#### Source data
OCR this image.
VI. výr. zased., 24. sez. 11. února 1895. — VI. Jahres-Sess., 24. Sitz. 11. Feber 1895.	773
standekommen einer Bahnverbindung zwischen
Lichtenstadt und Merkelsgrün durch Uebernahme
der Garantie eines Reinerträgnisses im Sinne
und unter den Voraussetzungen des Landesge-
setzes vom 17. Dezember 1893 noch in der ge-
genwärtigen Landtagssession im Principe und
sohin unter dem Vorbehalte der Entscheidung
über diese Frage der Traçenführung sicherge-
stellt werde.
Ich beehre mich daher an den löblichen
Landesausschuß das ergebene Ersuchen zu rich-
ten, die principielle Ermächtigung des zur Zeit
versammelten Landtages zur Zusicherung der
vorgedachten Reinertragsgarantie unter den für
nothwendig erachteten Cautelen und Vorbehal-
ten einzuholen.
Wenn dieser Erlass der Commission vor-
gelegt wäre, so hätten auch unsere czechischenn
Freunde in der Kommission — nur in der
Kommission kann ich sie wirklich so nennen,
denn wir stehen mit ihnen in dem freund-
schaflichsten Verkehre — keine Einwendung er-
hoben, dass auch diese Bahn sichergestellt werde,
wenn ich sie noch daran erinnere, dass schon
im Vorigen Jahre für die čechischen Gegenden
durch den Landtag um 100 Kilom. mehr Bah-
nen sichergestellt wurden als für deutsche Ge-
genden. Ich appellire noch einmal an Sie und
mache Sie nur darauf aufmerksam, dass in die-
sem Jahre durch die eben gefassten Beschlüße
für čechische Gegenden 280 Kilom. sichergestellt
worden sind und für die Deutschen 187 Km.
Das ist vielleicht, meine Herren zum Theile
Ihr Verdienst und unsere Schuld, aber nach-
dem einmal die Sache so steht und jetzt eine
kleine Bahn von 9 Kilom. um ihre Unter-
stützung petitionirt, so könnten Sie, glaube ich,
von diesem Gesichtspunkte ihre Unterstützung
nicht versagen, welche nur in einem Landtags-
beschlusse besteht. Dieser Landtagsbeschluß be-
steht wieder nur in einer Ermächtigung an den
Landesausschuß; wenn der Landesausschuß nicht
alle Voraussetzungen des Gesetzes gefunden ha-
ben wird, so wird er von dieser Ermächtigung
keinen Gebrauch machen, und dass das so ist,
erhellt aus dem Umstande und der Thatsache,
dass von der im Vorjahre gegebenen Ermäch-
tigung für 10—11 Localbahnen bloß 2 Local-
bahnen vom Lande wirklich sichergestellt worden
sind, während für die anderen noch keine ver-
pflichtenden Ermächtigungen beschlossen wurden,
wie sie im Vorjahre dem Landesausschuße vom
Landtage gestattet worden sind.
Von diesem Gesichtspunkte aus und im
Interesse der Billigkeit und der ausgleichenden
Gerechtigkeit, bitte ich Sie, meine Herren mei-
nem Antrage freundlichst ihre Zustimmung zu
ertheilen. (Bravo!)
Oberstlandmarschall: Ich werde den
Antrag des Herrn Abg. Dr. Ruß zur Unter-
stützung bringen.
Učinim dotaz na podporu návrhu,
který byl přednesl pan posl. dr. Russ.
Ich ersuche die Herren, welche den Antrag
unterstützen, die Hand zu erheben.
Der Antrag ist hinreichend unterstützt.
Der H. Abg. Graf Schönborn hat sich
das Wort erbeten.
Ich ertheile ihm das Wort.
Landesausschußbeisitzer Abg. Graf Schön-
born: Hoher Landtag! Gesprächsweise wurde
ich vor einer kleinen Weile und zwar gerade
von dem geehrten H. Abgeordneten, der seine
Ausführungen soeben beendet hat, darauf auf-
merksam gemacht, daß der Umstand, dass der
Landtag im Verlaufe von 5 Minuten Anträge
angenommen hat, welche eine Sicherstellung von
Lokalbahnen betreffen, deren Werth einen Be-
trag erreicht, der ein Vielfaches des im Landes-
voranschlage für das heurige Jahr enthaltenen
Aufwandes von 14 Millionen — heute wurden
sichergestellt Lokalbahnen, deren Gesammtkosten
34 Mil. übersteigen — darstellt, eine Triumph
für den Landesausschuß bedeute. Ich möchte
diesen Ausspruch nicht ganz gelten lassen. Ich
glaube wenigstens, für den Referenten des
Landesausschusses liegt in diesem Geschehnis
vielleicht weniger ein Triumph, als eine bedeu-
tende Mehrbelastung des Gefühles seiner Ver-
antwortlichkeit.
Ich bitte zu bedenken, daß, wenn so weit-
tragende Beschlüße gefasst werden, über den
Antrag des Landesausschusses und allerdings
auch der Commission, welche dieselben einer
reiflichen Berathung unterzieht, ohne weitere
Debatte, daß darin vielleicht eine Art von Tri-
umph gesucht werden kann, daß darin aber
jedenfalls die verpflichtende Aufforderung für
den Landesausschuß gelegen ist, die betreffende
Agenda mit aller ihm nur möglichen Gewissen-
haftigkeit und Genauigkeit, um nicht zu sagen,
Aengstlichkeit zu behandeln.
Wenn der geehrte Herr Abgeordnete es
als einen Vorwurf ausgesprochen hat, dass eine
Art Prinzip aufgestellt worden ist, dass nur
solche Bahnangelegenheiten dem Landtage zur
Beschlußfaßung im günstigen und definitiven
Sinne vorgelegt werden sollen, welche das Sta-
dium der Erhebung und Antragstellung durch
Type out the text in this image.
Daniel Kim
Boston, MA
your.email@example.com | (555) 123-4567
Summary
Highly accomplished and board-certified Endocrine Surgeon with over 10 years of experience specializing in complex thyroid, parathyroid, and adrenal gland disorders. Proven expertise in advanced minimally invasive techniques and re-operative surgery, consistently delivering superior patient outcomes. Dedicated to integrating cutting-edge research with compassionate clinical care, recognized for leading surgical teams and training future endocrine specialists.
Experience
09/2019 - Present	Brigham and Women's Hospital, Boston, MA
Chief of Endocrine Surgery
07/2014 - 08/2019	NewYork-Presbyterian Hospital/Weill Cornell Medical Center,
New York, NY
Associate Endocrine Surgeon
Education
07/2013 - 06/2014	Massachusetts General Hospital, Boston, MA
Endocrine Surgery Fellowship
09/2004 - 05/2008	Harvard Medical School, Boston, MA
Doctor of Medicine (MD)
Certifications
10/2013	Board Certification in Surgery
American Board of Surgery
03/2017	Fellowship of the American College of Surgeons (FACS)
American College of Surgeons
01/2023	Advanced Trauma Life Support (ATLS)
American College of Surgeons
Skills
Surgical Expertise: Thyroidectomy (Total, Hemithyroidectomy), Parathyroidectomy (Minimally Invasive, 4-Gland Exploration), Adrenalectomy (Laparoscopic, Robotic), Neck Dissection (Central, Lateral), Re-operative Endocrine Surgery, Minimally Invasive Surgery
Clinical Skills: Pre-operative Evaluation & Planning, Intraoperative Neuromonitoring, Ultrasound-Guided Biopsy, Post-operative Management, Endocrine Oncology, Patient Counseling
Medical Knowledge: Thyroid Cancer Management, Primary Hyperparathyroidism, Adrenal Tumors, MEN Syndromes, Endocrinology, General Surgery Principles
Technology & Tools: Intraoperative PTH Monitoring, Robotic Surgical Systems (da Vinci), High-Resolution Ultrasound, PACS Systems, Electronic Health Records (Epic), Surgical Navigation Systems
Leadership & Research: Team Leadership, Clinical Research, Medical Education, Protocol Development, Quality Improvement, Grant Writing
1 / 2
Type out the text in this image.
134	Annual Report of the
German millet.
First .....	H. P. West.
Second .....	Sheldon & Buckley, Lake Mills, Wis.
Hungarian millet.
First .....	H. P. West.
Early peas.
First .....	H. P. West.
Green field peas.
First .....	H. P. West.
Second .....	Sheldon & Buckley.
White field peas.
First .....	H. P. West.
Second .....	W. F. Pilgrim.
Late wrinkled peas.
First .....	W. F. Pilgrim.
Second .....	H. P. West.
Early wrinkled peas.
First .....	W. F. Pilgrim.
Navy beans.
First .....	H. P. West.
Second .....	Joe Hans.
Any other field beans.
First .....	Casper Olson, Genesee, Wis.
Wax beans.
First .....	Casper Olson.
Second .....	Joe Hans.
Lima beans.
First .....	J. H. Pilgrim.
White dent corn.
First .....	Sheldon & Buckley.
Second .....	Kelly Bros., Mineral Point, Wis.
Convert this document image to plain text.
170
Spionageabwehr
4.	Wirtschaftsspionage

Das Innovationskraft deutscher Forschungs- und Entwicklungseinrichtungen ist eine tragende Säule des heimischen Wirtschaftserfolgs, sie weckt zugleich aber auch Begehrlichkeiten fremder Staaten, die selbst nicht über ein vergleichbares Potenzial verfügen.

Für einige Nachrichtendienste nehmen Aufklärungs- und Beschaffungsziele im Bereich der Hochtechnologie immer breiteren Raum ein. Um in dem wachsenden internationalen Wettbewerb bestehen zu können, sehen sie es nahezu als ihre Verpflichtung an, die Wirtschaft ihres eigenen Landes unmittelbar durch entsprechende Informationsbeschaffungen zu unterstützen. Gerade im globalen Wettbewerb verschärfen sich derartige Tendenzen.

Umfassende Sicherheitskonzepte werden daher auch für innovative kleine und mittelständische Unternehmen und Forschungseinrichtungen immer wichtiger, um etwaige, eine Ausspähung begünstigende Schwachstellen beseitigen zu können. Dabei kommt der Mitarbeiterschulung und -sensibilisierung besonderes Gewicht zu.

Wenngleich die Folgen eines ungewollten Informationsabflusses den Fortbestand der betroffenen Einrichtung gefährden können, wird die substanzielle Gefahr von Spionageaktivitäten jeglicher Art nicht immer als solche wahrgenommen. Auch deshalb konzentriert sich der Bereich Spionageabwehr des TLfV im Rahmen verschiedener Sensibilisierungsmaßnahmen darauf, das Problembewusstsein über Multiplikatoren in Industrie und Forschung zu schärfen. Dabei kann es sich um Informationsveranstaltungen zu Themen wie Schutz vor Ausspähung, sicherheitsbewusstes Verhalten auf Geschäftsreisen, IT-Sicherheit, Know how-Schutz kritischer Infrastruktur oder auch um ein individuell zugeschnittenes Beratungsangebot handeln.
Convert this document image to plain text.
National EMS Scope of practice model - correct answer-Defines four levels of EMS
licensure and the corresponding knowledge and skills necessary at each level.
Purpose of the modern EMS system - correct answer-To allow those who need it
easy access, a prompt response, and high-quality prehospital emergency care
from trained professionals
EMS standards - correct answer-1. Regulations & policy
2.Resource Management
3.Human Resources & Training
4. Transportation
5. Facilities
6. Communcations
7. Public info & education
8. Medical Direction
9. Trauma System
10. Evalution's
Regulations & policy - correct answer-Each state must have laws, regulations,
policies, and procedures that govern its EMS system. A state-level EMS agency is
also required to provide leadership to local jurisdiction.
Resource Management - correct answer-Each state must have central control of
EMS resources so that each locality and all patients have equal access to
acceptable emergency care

#### Exercise requirements
Lines holding "darauf": please count them in the data above and reply with the number alone.

#### Completed task
3